### Work to do
Locate all lines with the word "mennessä". Copy them.

### Exercise inputs
+-------+

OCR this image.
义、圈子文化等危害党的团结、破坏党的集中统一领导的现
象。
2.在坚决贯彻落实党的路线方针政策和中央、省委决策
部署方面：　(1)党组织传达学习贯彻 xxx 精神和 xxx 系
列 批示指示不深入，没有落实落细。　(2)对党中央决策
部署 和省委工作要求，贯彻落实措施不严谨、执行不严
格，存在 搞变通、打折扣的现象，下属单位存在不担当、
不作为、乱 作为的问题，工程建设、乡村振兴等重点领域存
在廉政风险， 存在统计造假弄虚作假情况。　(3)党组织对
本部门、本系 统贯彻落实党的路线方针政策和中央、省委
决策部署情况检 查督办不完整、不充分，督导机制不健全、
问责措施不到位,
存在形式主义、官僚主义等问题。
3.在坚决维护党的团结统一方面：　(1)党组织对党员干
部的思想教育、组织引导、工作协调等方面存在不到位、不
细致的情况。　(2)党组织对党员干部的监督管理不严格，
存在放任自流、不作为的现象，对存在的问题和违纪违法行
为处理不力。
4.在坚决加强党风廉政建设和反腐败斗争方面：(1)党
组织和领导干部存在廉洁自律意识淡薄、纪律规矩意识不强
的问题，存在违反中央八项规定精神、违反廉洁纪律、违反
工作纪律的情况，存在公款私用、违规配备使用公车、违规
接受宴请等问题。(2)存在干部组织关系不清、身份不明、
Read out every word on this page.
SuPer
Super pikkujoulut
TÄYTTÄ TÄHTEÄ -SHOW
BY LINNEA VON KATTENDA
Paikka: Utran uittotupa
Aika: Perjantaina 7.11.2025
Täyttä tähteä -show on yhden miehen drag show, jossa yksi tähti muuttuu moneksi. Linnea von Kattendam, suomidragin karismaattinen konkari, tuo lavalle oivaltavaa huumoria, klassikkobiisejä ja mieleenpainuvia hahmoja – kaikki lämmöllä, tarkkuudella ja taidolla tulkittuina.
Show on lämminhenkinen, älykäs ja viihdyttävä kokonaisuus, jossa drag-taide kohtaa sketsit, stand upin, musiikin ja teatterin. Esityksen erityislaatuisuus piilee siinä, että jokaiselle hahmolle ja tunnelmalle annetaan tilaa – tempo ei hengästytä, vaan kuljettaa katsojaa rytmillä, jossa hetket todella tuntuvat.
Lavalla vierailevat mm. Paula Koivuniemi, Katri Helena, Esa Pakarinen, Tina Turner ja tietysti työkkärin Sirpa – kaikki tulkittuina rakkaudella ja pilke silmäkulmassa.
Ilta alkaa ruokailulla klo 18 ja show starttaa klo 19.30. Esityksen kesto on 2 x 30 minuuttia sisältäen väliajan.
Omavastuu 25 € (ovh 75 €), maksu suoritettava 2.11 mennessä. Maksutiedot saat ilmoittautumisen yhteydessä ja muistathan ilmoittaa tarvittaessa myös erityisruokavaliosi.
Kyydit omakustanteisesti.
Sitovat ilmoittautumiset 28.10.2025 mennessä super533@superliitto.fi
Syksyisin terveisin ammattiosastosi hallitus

+-------+

### Task result
Omavastuu 25 € (ovh 75 €), maksu suoritettava 2.11 mennessä. Maksutiedot saat ilmoittautumisen yhteydessä ja muistathan ilmoittaa tarvittaessa myös erityisruokavaliosi.
Sitovat ilmoittautumiset 28.10.2025 mennessä super533@superliitto.fi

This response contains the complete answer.